Task to carry out:
Reproduce the listing below exactly, minus its pictures.

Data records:
· · ·
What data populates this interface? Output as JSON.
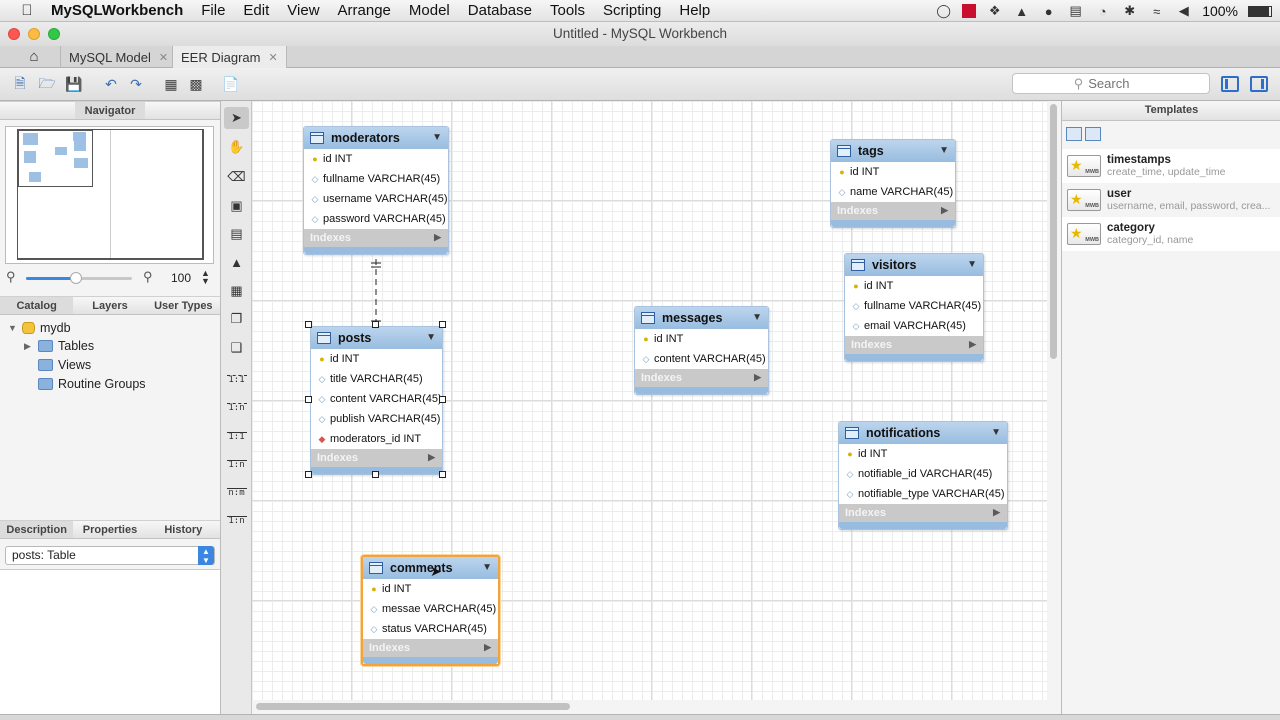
{
  "menubar": {
    "app_name": "MySQLWorkbench",
    "items": [
      "File",
      "Edit",
      "View",
      "Arrange",
      "Model",
      "Database",
      "Tools",
      "Scripting",
      "Help"
    ],
    "battery": "100%"
  },
  "window": {
    "title": "Untitled - MySQL Workbench"
  },
  "tabs": [
    {
      "label": "MySQL Model",
      "active": false
    },
    {
      "label": "EER Diagram",
      "active": true
    }
  ],
  "toolbar": {
    "search_placeholder": "Search"
  },
  "left_panel": {
    "navigator_label": "Navigator",
    "zoom_value": "100",
    "catalog_tabs": [
      "Catalog",
      "Layers",
      "User Types"
    ],
    "tree": {
      "schema": "mydb",
      "children": [
        "Tables",
        "Views",
        "Routine Groups"
      ]
    },
    "bottom_tabs": [
      "Description",
      "Properties",
      "History"
    ],
    "object_select": "posts: Table"
  },
  "diagram": {
    "tables": [
      {
        "name": "moderators",
        "columns": [
          {
            "key": "pk",
            "text": "id INT"
          },
          {
            "key": "nn",
            "text": "fullname VARCHAR(45)"
          },
          {
            "key": "nn",
            "text": "username VARCHAR(45)"
          },
          {
            "key": "nn",
            "text": "password VARCHAR(45)"
          }
        ],
        "indexes_label": "Indexes"
      },
      {
        "name": "posts",
        "columns": [
          {
            "key": "pk",
            "text": "id INT"
          },
          {
            "key": "nn",
            "text": "title VARCHAR(45)"
          },
          {
            "key": "nn",
            "text": "content VARCHAR(45)"
          },
          {
            "key": "nn",
            "text": "publish VARCHAR(45)"
          },
          {
            "key": "fk",
            "text": "moderators_id INT"
          }
        ],
        "indexes_label": "Indexes"
      },
      {
        "name": "comments",
        "columns": [
          {
            "key": "pk",
            "text": "id INT"
          },
          {
            "key": "nn",
            "text": "messae VARCHAR(45)"
          },
          {
            "key": "nn",
            "text": "status VARCHAR(45)"
          }
        ],
        "indexes_label": "Indexes"
      },
      {
        "name": "messages",
        "columns": [
          {
            "key": "pk",
            "text": "id INT"
          },
          {
            "key": "nn",
            "text": "content VARCHAR(45)"
          }
        ],
        "indexes_label": "Indexes"
      },
      {
        "name": "tags",
        "columns": [
          {
            "key": "pk",
            "text": "id INT"
          },
          {
            "key": "nn",
            "text": "name VARCHAR(45)"
          }
        ],
        "indexes_label": "Indexes"
      },
      {
        "name": "visitors",
        "columns": [
          {
            "key": "pk",
            "text": "id INT"
          },
          {
            "key": "nn",
            "text": "fullname VARCHAR(45)"
          },
          {
            "key": "nn",
            "text": "email VARCHAR(45)"
          }
        ],
        "indexes_label": "Indexes"
      },
      {
        "name": "notifications",
        "columns": [
          {
            "key": "pk",
            "text": "id INT"
          },
          {
            "key": "nn",
            "text": "notifiable_id VARCHAR(45)"
          },
          {
            "key": "nn",
            "text": "notifiable_type VARCHAR(45)"
          }
        ],
        "indexes_label": "Indexes"
      }
    ],
    "relationship_tools": [
      "1:1",
      "1:n",
      "1:1",
      "1:n",
      "n:m",
      "1:n"
    ]
  },
  "right_panel": {
    "title": "Templates",
    "templates": [
      {
        "name": "timestamps",
        "desc": "create_time, update_time"
      },
      {
        "name": "user",
        "desc": "username, email, password, crea..."
      },
      {
        "name": "category",
        "desc": "category_id, name"
      }
    ]
  },
  "colors": {
    "table_header": "#98bcdf",
    "selection_orange": "#f3a33c",
    "accent_blue": "#3b86e0"
  }
}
· · ·
Response to the exercise:
What data populates this interface? Output as JSON.
{
  "menubar": {
    "app_name": "MySQLWorkbench",
    "items": [
      "File",
      "Edit",
      "View",
      "Arrange",
      "Model",
      "Database",
      "Tools",
      "Scripting",
      "Help"
    ],
    "battery": "100%"
  },
  "window": {
    "title": "Untitled - MySQL Workbench"
  },
  "tabs": [
    {
      "label": "MySQL Model",
      "active": false
    },
    {
      "label": "EER Diagram",
      "active": true
    }
  ],
  "toolbar": {
    "search_placeholder": "Search"
  },
  "left_panel": {
    "navigator_label": "Navigator",
    "zoom_value": "100",
    "catalog_tabs": [
      "Catalog",
      "Layers",
      "User Types"
    ],
    "tree": {
      "schema": "mydb",
      "children": [
        "Tables",
        "Views",
        "Routine Groups"
      ]
    },
    "bottom_tabs": [
      "Description",
      "Properties",
      "History"
    ],
    "object_select": "posts: Table"
  },
  "diagram": {
    "tables": [
      {
        "name": "moderators",
        "columns": [
          {
            "key": "pk",
            "text": "id INT"
          },
          {
            "key": "nn",
            "text": "fullname VARCHAR(45)"
          },
          {
            "key": "nn",
            "text": "username VARCHAR(45)"
          },
          {
            "key": "nn",
            "text": "password VARCHAR(45)"
          }
        ],
        "indexes_label": "Indexes"
      },
      {
        "name": "posts",
        "columns": [
          {
            "key": "pk",
            "text": "id INT"
          },
          {
            "key": "nn",
            "text": "title VARCHAR(45)"
          },
          {
            "key": "nn",
            "text": "content VARCHAR(45)"
          },
          {
            "key": "nn",
            "text": "publish VARCHAR(45)"
          },
          {
            "key": "fk",
            "text": "moderators_id INT"
          }
        ],
        "indexes_label": "Indexes"
      },
      {
        "name": "comments",
        "columns": [
          {
            "key": "pk",
            "text": "id INT"
          },
          {
            "key": "nn",
            "text": "messae VARCHAR(45)"
          },
          {
            "key": "nn",
            "text": "status VARCHAR(45)"
          }
        ],
        "indexes_label": "Indexes"
      },
      {
        "name": "messages",
        "columns": [
          {
            "key": "pk",
            "text": "id INT"
          },
          {
            "key": "nn",
            "text": "content VARCHAR(45)"
          }
        ],
        "indexes_label": "Indexes"
      },
      {
        "name": "tags",
        "columns": [
          {
            "key": "pk",
            "text": "id INT"
          },
          {
            "key": "nn",
            "text": "name VARCHAR(45)"
          }
        ],
        "indexes_label": "Indexes"
      },
      {
        "name": "visitors",
        "columns": [
          {
            "key": "pk",
            "text": "id INT"
          },
          {
            "key": "nn",
            "text": "fullname VARCHAR(45)"
          },
          {
            "key": "nn",
            "text": "email VARCHAR(45)"
          }
        ],
        "indexes_label": "Indexes"
      },
      {
        "name": "notifications",
        "columns": [
          {
            "key": "pk",
            "text": "id INT"
          },
          {
            "key": "nn",
            "text": "notifiable_id VARCHAR(45)"
          },
          {
            "key": "nn",
            "text": "notifiable_type VARCHAR(45)"
          }
        ],
        "indexes_label": "Indexes"
      }
    ],
    "relationship_tools": [
      "1:1",
      "1:n",
      "1:1",
      "1:n",
      "n:m",
      "1:n"
    ]
  },
  "right_panel": {
    "title": "Templates",
    "templates": [
      {
        "name": "timestamps",
        "desc": "create_time, update_time"
      },
      {
        "name": "user",
        "desc": "username, email, password, crea..."
      },
      {
        "name": "category",
        "desc": "category_id, name"
      }
    ]
  },
  "colors": {
    "table_header": "#98bcdf",
    "selection_orange": "#f3a33c",
    "accent_blue": "#3b86e0"
  }
}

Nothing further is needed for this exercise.